=== Written instruction ===
Please list all lines of the material below in which the string "colors" occurs.

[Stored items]
☆ ☆ ☆

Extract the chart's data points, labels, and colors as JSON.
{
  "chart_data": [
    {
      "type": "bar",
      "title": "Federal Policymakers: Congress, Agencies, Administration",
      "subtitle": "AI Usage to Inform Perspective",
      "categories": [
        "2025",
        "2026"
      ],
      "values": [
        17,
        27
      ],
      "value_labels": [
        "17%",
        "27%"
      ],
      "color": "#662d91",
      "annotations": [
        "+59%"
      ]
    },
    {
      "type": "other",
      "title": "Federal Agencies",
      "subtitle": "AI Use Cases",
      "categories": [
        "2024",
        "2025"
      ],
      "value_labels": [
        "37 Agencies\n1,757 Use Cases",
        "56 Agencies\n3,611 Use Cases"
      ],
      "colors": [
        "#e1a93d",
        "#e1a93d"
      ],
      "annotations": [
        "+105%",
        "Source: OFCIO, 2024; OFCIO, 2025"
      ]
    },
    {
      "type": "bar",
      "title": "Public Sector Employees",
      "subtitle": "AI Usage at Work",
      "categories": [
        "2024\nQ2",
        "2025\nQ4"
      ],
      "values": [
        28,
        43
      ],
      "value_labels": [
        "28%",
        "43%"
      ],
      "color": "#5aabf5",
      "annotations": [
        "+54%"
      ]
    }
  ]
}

☆ ☆ ☆

=== Solution to the exercise ===
Extract the chart's data points, labels, and colors as JSON.
      "colors": [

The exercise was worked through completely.